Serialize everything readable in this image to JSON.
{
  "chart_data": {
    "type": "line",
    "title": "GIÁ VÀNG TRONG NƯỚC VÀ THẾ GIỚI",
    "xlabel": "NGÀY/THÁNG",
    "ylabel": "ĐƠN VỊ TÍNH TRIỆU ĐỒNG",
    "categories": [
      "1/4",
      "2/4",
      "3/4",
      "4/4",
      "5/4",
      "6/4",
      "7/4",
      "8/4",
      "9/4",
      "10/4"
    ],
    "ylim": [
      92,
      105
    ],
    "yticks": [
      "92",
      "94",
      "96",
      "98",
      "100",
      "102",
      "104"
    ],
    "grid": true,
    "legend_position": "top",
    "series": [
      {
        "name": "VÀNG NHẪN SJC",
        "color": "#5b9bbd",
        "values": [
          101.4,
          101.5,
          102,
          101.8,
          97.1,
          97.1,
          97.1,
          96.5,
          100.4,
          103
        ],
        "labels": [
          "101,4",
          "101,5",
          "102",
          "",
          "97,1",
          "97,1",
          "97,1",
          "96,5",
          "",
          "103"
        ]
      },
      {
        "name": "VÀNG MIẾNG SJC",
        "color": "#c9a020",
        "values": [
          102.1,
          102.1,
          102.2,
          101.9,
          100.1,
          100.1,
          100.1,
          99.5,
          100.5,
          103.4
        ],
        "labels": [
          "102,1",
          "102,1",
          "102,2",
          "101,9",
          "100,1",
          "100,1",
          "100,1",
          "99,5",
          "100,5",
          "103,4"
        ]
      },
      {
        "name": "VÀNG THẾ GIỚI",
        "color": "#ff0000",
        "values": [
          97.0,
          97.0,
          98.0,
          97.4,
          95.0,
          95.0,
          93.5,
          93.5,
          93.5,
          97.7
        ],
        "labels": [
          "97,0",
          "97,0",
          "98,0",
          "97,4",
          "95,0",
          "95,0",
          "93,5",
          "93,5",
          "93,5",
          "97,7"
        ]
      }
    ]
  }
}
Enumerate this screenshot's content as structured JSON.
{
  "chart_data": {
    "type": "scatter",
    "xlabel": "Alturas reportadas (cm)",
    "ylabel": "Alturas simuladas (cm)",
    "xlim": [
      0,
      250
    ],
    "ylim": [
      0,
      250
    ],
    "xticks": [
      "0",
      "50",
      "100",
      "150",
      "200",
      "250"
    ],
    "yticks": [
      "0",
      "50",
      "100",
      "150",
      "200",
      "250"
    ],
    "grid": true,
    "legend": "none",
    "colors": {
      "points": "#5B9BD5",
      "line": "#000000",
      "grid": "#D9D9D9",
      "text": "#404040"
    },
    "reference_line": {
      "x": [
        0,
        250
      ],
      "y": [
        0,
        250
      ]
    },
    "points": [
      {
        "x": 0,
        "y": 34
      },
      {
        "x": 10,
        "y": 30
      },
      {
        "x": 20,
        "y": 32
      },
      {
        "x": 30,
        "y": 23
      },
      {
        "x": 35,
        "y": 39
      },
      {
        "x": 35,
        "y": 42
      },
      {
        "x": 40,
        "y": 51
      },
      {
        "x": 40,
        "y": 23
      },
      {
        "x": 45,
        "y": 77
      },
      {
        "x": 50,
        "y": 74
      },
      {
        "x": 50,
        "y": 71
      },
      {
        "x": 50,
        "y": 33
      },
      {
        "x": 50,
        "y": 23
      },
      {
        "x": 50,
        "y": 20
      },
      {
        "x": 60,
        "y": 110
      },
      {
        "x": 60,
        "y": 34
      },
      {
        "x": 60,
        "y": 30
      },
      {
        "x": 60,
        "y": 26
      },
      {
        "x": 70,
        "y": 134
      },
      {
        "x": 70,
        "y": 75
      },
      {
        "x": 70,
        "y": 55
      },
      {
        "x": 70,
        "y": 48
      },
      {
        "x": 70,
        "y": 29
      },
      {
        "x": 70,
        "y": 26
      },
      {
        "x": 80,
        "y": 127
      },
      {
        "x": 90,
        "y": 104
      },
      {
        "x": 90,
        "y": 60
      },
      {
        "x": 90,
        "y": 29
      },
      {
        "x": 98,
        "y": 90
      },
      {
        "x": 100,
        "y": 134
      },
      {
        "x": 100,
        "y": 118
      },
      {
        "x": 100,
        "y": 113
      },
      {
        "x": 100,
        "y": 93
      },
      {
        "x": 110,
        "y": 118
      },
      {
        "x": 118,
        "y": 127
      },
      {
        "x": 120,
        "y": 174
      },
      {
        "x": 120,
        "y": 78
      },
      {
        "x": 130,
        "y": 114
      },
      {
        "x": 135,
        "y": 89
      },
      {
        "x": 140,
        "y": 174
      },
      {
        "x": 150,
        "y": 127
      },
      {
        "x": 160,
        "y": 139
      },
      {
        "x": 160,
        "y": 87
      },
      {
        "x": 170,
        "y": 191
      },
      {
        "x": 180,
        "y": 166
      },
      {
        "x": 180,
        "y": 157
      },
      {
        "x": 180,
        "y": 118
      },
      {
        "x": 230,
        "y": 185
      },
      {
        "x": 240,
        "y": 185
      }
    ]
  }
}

» WHAT IS REQUIRED
Output the whole listing above again, word for word.

» ANSWER TO THIS TASK
Serialize everything readable in this image to JSON.
{
  "chart_data": {
    "type": "line",
    "title": "GIÁ VÀNG TRONG NƯỚC VÀ THẾ GIỚI",
    "xlabel": "NGÀY/THÁNG",
    "ylabel": "ĐƠN VỊ TÍNH TRIỆU ĐỒNG",
    "categories": [
      "1/4",
      "2/4",
      "3/4",
      "4/4",
      "5/4",
      "6/4",
      "7/4",
      "8/4",
      "9/4",
      "10/4"
    ],
    "ylim": [
      92,
      105
    ],
    "yticks": [
      "92",
      "94",
      "96",
      "98",
      "100",
      "102",
      "104"
    ],
    "grid": true,
    "legend_position": "top",
    "series": [
      {
        "name": "VÀNG NHẪN SJC",
        "color": "#5b9bbd",
        "values": [
          101.4,
          101.5,
          102,
          101.8,
          97.1,
          97.1,
          97.1,
          96.5,
          100.4,
          103
        ],
        "labels": [
          "101,4",
          "101,5",
          "102",
          "",
          "97,1",
          "97,1",
          "97,1",
          "96,5",
          "",
          "103"
        ]
      },
      {
        "name": "VÀNG MIẾNG SJC",
        "color": "#c9a020",
        "values": [
          102.1,
          102.1,
          102.2,
          101.9,
          100.1,
          100.1,
          100.1,
          99.5,
          100.5,
          103.4
        ],
        "labels": [
          "102,1",
          "102,1",
          "102,2",
          "101,9",
          "100,1",
          "100,1",
          "100,1",
          "99,5",
          "100,5",
          "103,4"
        ]
      },
      {
        "name": "VÀNG THẾ GIỚI",
        "color": "#ff0000",
        "values": [
          97.0,
          97.0,
          98.0,
          97.4,
          95.0,
          95.0,
          93.5,
          93.5,
          93.5,
          97.7
        ],
        "labels": [
          "97,0",
          "97,0",
          "98,0",
          "97,4",
          "95,0",
          "95,0",
          "93,5",
          "93,5",
          "93,5",
          "97,7"
        ]
      }
    ]
  }
}
Enumerate this screenshot's content as structured JSON.
{
  "chart_data": {
    "type": "scatter",
    "xlabel": "Alturas reportadas (cm)",
    "ylabel": "Alturas simuladas (cm)",
    "xlim": [
      0,
      250
    ],
    "ylim": [
      0,
      250
    ],
    "xticks": [
      "0",
      "50",
      "100",
      "150",
      "200",
      "250"
    ],
    "yticks": [
      "0",
      "50",
      "100",
      "150",
      "200",
      "250"
    ],
    "grid": true,
    "legend": "none",
    "colors": {
      "points": "#5B9BD5",
      "line": "#000000",
      "grid": "#D9D9D9",
      "text": "#404040"
    },
    "reference_line": {
      "x": [
        0,
        250
      ],
      "y": [
        0,
        250
      ]
    },
    "points": [
      {
        "x": 0,
        "y": 34
      },
      {
        "x": 10,
        "y": 30
      },
      {
        "x": 20,
        "y": 32
      },
      {
        "x": 30,
        "y": 23
      },
      {
        "x": 35,
        "y": 39
      },
      {
        "x": 35,
        "y": 42
      },
      {
        "x": 40,
        "y": 51
      },
      {
        "x": 40,
        "y": 23
      },
      {
        "x": 45,
        "y": 77
      },
      {
        "x": 50,
        "y": 74
      },
      {
        "x": 50,
        "y": 71
      },
      {
        "x": 50,
        "y": 33
      },
      {
        "x": 50,
        "y": 23
      },
      {
        "x": 50,
        "y": 20
      },
      {
        "x": 60,
        "y": 110
      },
      {
        "x": 60,
        "y": 34
      },
      {
        "x": 60,
        "y": 30
      },
      {
        "x": 60,
        "y": 26
      },
      {
        "x": 70,
        "y": 134
      },
      {
        "x": 70,
        "y": 75
      },
      {
        "x": 70,
        "y": 55
      },
      {
        "x": 70,
        "y": 48
      },
      {
        "x": 70,
        "y": 29
      },
      {
        "x": 70,
        "y": 26
      },
      {
        "x": 80,
        "y": 127
      },
      {
        "x": 90,
        "y": 104
      },
      {
        "x": 90,
        "y": 60
      },
      {
        "x": 90,
        "y": 29
      },
      {
        "x": 98,
        "y": 90
      },
      {
        "x": 100,
        "y": 134
      },
      {
        "x": 100,
        "y": 118
      },
      {
        "x": 100,
        "y": 113
      },
      {
        "x": 100,
        "y": 93
      },
      {
        "x": 110,
        "y": 118
      },
      {
        "x": 118,
        "y": 127
      },
      {
        "x": 120,
        "y": 174
      },
      {
        "x": 120,
        "y": 78
      },
      {
        "x": 130,
        "y": 114
      },
      {
        "x": 135,
        "y": 89
      },
      {
        "x": 140,
        "y": 174
      },
      {
        "x": 150,
        "y": 127
      },
      {
        "x": 160,
        "y": 139
      },
      {
        "x": 160,
        "y": 87
      },
      {
        "x": 170,
        "y": 191
      },
      {
        "x": 180,
        "y": 166
      },
      {
        "x": 180,
        "y": 157
      },
      {
        "x": 180,
        "y": 118
      },
      {
        "x": 230,
        "y": 185
      },
      {
        "x": 240,
        "y": 185
      }
    ]
  }
}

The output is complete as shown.